[start]
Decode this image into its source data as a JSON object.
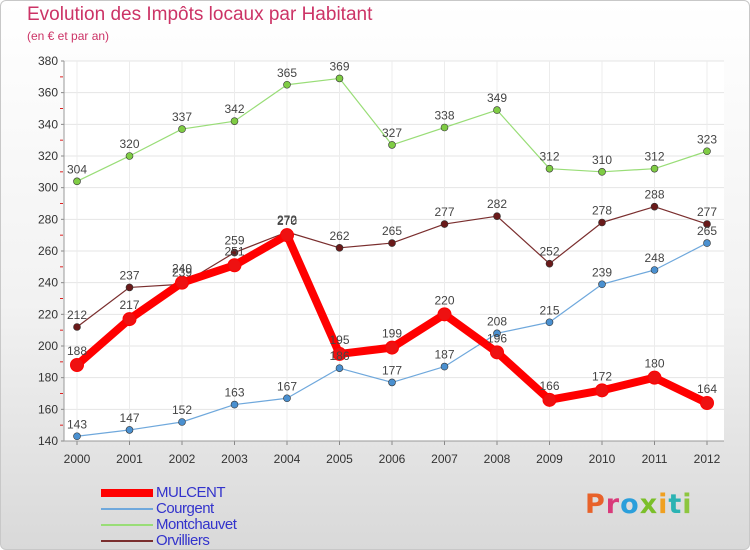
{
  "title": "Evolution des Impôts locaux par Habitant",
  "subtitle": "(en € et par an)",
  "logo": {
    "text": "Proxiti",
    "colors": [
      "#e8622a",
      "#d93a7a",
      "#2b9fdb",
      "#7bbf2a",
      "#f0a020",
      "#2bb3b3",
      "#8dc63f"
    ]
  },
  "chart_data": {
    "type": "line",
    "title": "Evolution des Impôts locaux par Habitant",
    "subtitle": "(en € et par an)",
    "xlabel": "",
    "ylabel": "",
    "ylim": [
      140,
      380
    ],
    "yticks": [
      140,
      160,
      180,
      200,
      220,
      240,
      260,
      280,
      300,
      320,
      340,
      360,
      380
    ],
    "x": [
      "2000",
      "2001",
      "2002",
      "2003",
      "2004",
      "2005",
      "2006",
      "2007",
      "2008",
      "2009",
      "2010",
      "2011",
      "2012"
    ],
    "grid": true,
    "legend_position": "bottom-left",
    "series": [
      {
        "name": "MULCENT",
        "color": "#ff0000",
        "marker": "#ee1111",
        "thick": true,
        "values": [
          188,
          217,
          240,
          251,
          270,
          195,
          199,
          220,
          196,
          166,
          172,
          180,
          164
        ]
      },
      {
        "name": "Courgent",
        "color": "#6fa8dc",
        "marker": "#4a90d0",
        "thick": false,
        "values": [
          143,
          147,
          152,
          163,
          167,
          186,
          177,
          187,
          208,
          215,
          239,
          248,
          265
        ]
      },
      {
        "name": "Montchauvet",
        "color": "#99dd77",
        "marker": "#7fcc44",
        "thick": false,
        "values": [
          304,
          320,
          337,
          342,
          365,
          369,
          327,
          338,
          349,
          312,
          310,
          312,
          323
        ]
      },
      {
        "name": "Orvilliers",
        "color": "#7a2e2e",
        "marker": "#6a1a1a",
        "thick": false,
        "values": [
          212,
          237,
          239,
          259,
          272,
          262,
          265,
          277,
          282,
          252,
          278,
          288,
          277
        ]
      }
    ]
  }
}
[end]
[start]
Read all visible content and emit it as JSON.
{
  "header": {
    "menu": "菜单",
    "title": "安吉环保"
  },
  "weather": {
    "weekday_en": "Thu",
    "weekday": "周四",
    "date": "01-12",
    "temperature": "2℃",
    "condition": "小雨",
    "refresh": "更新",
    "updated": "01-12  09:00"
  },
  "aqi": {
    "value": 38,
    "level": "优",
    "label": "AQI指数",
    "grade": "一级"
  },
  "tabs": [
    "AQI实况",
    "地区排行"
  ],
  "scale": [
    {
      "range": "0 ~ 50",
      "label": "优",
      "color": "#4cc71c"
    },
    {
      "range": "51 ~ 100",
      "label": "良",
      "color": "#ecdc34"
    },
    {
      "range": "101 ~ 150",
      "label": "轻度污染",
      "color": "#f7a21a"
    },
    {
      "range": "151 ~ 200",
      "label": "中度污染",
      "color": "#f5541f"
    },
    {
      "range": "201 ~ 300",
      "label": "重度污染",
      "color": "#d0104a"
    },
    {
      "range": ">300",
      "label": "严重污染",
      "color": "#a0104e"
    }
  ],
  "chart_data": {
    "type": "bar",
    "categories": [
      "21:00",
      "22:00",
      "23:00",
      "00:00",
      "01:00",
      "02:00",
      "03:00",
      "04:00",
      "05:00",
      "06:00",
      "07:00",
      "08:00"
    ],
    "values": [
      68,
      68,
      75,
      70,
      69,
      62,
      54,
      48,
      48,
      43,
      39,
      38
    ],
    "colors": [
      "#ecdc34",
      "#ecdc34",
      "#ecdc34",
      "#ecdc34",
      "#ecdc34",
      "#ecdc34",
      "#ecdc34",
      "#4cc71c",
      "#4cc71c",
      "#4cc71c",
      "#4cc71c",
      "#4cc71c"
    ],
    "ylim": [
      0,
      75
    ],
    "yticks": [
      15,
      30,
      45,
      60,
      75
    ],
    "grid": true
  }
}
[end]
[start]
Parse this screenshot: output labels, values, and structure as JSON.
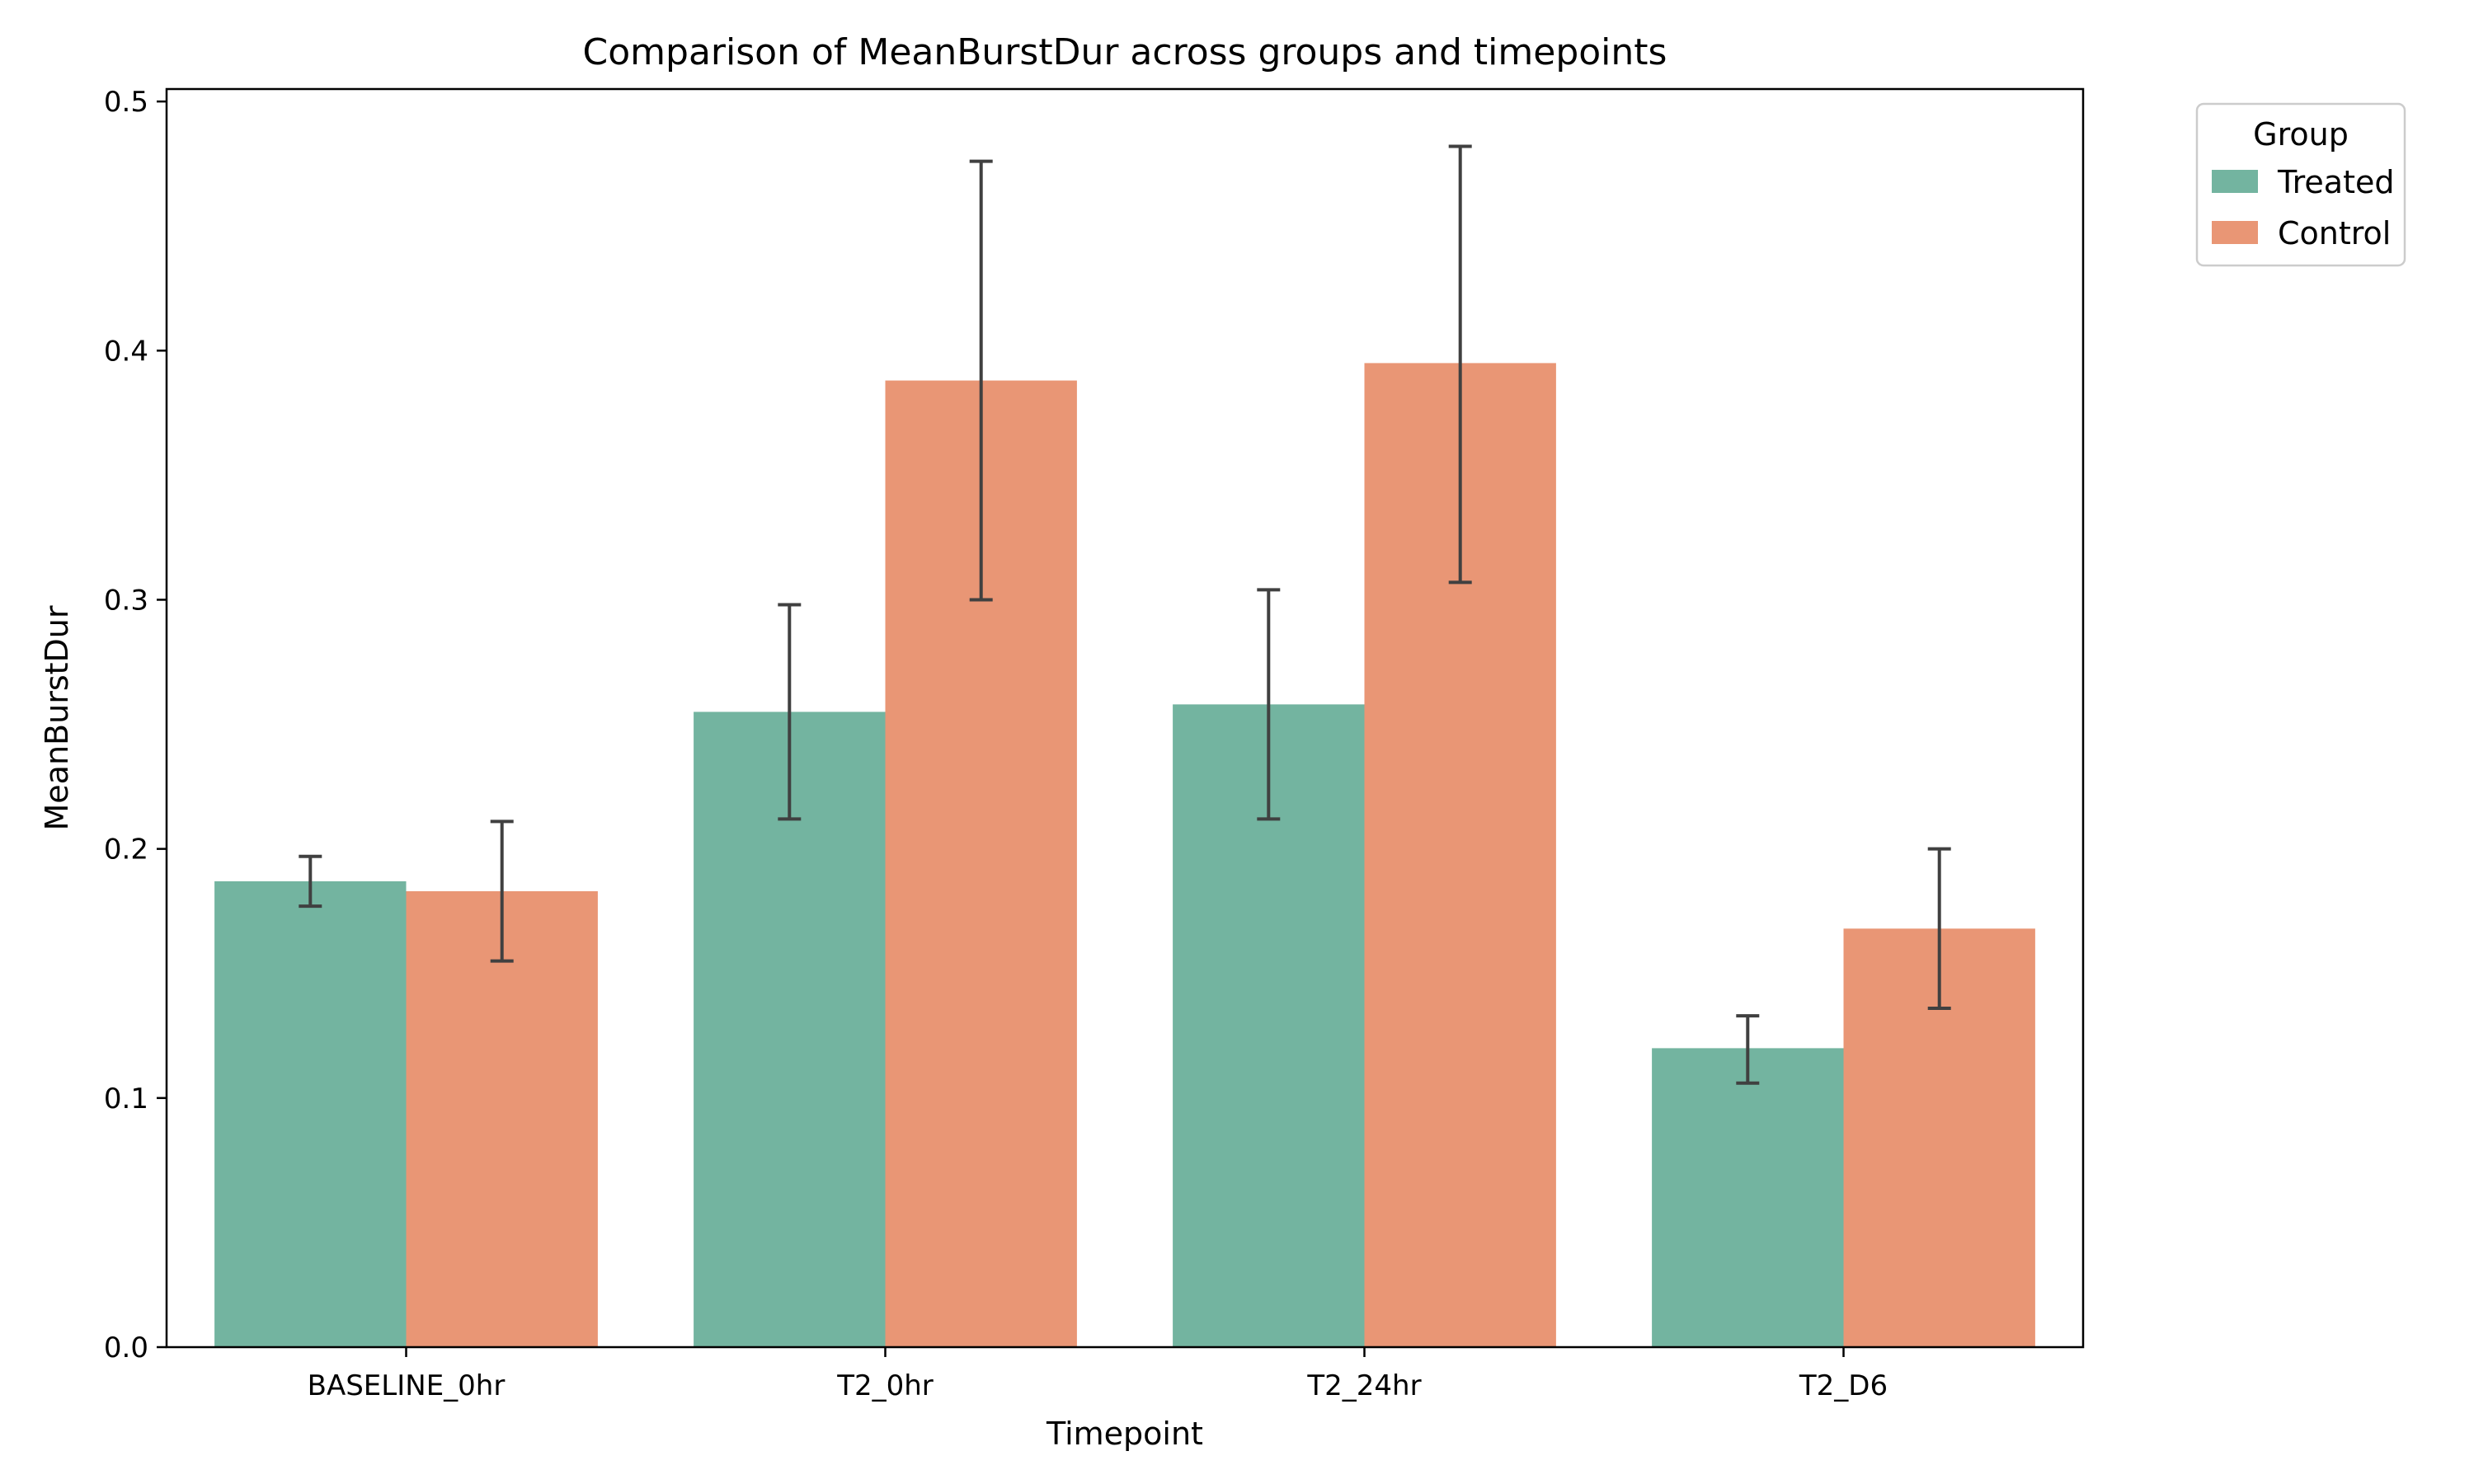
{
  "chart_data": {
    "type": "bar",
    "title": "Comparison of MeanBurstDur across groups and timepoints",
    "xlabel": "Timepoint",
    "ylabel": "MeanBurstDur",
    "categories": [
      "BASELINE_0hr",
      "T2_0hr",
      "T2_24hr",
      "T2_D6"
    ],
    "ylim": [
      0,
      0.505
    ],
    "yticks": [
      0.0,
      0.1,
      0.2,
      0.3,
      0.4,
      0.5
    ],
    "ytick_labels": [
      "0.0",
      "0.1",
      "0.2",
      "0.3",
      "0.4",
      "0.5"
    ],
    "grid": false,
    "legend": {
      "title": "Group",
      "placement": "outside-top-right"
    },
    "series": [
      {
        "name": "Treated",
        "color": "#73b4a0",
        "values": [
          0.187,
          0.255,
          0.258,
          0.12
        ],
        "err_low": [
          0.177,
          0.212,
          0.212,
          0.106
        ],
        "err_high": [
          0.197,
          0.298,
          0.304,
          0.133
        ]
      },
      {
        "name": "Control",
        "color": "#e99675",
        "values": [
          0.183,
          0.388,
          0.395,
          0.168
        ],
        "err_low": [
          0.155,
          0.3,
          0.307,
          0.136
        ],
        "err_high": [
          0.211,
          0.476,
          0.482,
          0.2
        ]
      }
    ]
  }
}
[end]
▶ **PROBLEM**
Pull out and copy each line containing the string "range".

▶ **EXERCISE ANSWER**
      "range": "0 ~ 50",
      "range": "51 ~ 100",
      "range": "101 ~ 150",
      "range": "151 ~ 200",
      "range": "201 ~ 300",
      "range": ">300",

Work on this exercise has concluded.